Give only the number of lines below that contain the word "Wiener".

┌────────

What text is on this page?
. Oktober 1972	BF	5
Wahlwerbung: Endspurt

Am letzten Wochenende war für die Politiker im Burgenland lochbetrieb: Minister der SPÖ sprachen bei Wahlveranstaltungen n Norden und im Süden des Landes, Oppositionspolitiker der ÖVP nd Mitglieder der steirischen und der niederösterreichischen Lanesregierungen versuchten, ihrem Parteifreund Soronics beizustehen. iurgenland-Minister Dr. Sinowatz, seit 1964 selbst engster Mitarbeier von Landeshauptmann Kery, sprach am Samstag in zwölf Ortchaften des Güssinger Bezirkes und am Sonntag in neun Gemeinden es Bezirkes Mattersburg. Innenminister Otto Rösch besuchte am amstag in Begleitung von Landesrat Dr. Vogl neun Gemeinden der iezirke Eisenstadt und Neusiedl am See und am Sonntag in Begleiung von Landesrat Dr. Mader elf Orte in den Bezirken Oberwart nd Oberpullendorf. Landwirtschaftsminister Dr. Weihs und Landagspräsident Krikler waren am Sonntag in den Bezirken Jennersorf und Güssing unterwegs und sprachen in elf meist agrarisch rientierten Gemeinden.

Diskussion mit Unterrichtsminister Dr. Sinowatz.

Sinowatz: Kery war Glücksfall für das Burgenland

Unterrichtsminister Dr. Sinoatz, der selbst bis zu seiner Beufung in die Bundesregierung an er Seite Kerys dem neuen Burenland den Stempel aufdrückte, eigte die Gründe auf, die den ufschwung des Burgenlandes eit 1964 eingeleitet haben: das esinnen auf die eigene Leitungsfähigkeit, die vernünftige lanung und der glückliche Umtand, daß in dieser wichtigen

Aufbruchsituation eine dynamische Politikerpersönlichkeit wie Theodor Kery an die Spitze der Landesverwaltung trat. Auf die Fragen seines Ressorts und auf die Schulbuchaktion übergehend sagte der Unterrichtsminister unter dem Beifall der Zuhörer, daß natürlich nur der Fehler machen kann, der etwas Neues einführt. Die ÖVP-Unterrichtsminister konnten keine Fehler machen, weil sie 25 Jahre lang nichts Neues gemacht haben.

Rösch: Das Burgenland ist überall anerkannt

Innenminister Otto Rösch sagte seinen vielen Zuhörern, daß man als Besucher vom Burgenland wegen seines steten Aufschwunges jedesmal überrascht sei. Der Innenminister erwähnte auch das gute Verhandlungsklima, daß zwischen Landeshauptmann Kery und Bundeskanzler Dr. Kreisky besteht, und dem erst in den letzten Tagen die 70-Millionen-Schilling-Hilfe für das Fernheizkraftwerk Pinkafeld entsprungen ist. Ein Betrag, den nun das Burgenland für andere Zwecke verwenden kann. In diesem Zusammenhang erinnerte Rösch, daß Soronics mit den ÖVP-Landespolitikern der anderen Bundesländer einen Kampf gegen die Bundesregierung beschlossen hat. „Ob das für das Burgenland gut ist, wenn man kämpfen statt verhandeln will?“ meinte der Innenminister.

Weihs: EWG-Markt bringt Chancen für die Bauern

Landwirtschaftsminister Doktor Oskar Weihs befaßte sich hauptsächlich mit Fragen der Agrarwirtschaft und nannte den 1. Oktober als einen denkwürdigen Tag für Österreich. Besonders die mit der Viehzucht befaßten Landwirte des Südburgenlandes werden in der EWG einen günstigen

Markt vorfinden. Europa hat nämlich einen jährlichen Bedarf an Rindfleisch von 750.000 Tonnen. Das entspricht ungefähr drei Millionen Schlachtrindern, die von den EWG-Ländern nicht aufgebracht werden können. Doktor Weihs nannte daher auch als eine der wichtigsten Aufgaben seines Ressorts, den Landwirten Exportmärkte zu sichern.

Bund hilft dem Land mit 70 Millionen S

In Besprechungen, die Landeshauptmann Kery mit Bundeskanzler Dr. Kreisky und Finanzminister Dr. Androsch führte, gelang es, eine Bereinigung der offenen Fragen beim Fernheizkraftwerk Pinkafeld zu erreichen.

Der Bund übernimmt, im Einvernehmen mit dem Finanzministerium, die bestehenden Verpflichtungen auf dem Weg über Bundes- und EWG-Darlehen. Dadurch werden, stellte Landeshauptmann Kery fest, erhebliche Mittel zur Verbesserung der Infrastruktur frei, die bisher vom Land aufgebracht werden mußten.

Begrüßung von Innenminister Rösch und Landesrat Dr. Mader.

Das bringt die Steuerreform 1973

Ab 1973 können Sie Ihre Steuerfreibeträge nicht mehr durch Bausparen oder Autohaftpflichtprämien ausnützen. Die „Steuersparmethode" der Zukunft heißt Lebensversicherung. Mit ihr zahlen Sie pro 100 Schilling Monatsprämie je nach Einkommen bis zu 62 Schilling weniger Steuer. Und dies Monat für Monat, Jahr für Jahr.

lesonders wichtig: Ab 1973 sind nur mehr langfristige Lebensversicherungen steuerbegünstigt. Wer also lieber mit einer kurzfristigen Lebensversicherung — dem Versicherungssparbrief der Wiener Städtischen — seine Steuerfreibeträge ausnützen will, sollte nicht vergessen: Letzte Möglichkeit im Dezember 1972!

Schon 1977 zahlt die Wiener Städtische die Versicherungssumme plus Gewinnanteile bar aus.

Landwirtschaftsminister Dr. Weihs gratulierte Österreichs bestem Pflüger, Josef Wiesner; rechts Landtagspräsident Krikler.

└────────

# Correct output:
2